• [How to complete this task] Print out each entry without alteration, and keep the pictures out.

• [Record excerpts]
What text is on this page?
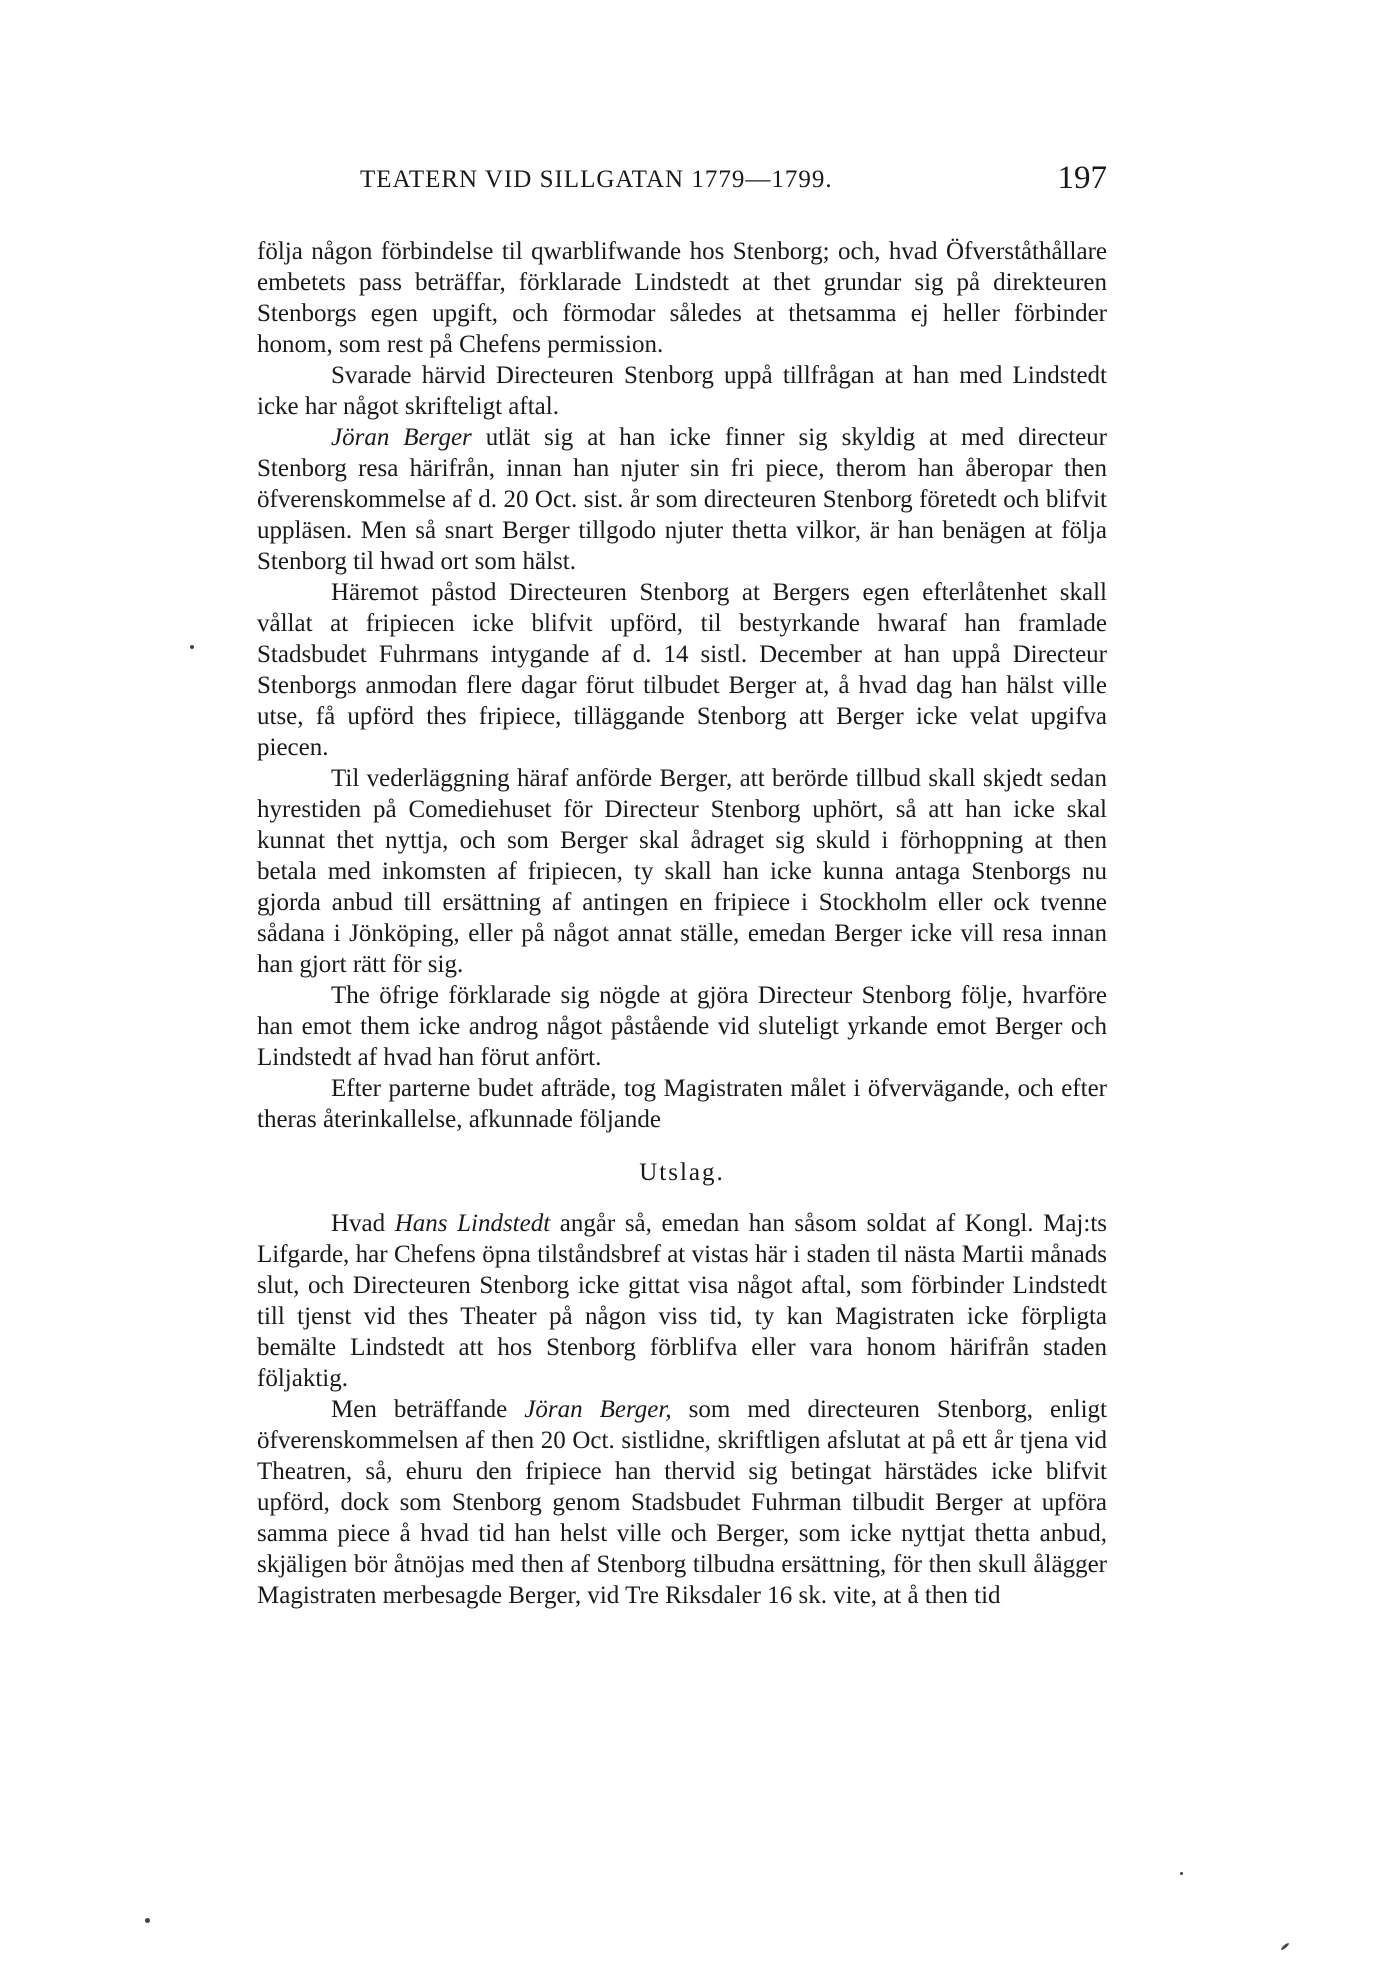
TEATERN VID SILLGATAN 1779—1799.	197

följa någon förbindelse til qwarblifwande hos Stenborg; och, hvad Öfverståthållare embetets pass beträffar, förklarade Lindstedt at thet grundar sig på direkteuren Stenborgs egen upgift, och förmodar således at thetsamma ej heller förbinder honom, som rest på Chefens permission.

Svarade härvid Directeuren Stenborg uppå tillfrågan at han med Lindstedt icke har något skrifteligt aftal.

Jöran Berger utlät sig at han icke finner sig skyldig at med directeur Stenborg resa härifrån, innan han njuter sin fri piece, therom han åberopar then öfverenskommelse af d. 20 Oct. sist. år som directeuren Stenborg företedt och blifvit uppläsen. Men så snart Berger tillgodo njuter thetta vilkor, är han benägen at följa Stenborg til hwad ort som hälst.

Häremot påstod Directeuren Stenborg at Bergers egen efterlåtenhet skall vållat at fripiecen icke blifvit upförd, til bestyrkande hwaraf han framlade Stadsbudet Fuhrmans intygande af d. 14 sistl. December at han uppå Directeur Stenborgs anmodan flere dagar förut tilbudet Berger at, å hvad dag han hälst ville utse, få upförd thes fripiece, tilläggande Stenborg att Berger icke velat upgifva piecen.

Til vederläggning häraf anförde Berger, att berörde tillbud skall skjedt sedan hyrestiden på Comediehuset för Directeur Stenborg uphört, så att han icke skal kunnat thet nyttja, och som Berger skal ådraget sig skuld i förhoppning at then betala med inkomsten af fripiecen, ty skall han icke kunna antaga Stenborgs nu gjorda anbud till ersättning af antingen en fripiece i Stockholm eller ock tvenne sådana i Jönköping, eller på något annat ställe, emedan Berger icke vill resa innan han gjort rätt för sig.

The öfrige förklarade sig nögde at gjöra Directeur Stenborg följe, hvarföre han emot them icke androg något påstående vid sluteligt yrkande emot Berger och Lindstedt af hvad han förut anfört.

Efter parterne budet afträde, tog Magistraten målet i öfvervägande, och efter theras återinkallelse, afkunnade följande

Utslag.

Hvad Hans Lindstedt angår så, emedan han såsom soldat af Kongl. Maj:ts Lifgarde, har Chefens öpna tilståndsbref at vistas här i staden til nästa Martii månads slut, och Directeuren Stenborg icke gittat visa något aftal, som förbinder Lindstedt till tjenst vid thes Theater på någon viss tid, ty kan Magistraten icke förpligta bemälte Lindstedt att hos Stenborg förblifva eller vara honom härifrån staden följaktig.

Men beträffande Jöran Berger, som med directeuren Stenborg, enligt öfverenskommelsen af then 20 Oct. sistlidne, skriftligen afslutat at på ett år tjena vid Theatren, så, ehuru den fripiece han thervid sig betingat härstädes icke blifvit upförd, dock som Stenborg genom Stadsbudet Fuhrman tilbudit Berger at upföra samma piece å hvad tid han helst ville och Berger, som icke nyttjat thetta anbud, skjäligen bör åtnöjas med then af Stenborg tilbudna ersättning, för then skull ålägger Magistraten merbesagde Berger, vid Tre Riksdaler 16 sk. vite, at å then tid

• [Solution to the problem]
What text is on this page?
TEATERN VID SILLGATAN 1779—1799.	197

följa någon förbindelse til qwarblifwande hos Stenborg; och, hvad Öfverståthållare embetets pass beträffar, förklarade Lindstedt at thet grundar sig på direkteuren Stenborgs egen upgift, och förmodar således at thetsamma ej heller förbinder honom, som rest på Chefens permission.

Svarade härvid Directeuren Stenborg uppå tillfrågan at han med Lindstedt icke har något skrifteligt aftal.

Jöran Berger utlät sig at han icke finner sig skyldig at med directeur Stenborg resa härifrån, innan han njuter sin fri piece, therom han åberopar then öfverenskommelse af d. 20 Oct. sist. år som directeuren Stenborg företedt och blifvit uppläsen. Men så snart Berger tillgodo njuter thetta vilkor, är han benägen at följa Stenborg til hwad ort som hälst.

Häremot påstod Directeuren Stenborg at Bergers egen efterlåtenhet skall vållat at fripiecen icke blifvit upförd, til bestyrkande hwaraf han framlade Stadsbudet Fuhrmans intygande af d. 14 sistl. December at han uppå Directeur Stenborgs anmodan flere dagar förut tilbudet Berger at, å hvad dag han hälst ville utse, få upförd thes fripiece, tilläggande Stenborg att Berger icke velat upgifva piecen.

Til vederläggning häraf anförde Berger, att berörde tillbud skall skjedt sedan hyrestiden på Comediehuset för Directeur Stenborg uphört, så att han icke skal kunnat thet nyttja, och som Berger skal ådraget sig skuld i förhoppning at then betala med inkomsten af fripiecen, ty skall han icke kunna antaga Stenborgs nu gjorda anbud till ersättning af antingen en fripiece i Stockholm eller ock tvenne sådana i Jönköping, eller på något annat ställe, emedan Berger icke vill resa innan han gjort rätt för sig.

The öfrige förklarade sig nögde at gjöra Directeur Stenborg följe, hvarföre han emot them icke androg något påstående vid sluteligt yrkande emot Berger och Lindstedt af hvad han förut anfört.

Efter parterne budet afträde, tog Magistraten målet i öfvervägande, och efter theras återinkallelse, afkunnade följande

Utslag.

Hvad Hans Lindstedt angår så, emedan han såsom soldat af Kongl. Maj:ts Lifgarde, har Chefens öpna tilståndsbref at vistas här i staden til nästa Martii månads slut, och Directeuren Stenborg icke gittat visa något aftal, som förbinder Lindstedt till tjenst vid thes Theater på någon viss tid, ty kan Magistraten icke förpligta bemälte Lindstedt att hos Stenborg förblifva eller vara honom härifrån staden följaktig.

Men beträffande Jöran Berger, som med directeuren Stenborg, enligt öfverenskommelsen af then 20 Oct. sistlidne, skriftligen afslutat at på ett år tjena vid Theatren, så, ehuru den fripiece han thervid sig betingat härstädes icke blifvit upförd, dock som Stenborg genom Stadsbudet Fuhrman tilbudit Berger at upföra samma piece å hvad tid han helst ville och Berger, som icke nyttjat thetta anbud, skjäligen bör åtnöjas med then af Stenborg tilbudna ersättning, för then skull ålägger Magistraten merbesagde Berger, vid Tre Riksdaler 16 sk. vite, at å then tid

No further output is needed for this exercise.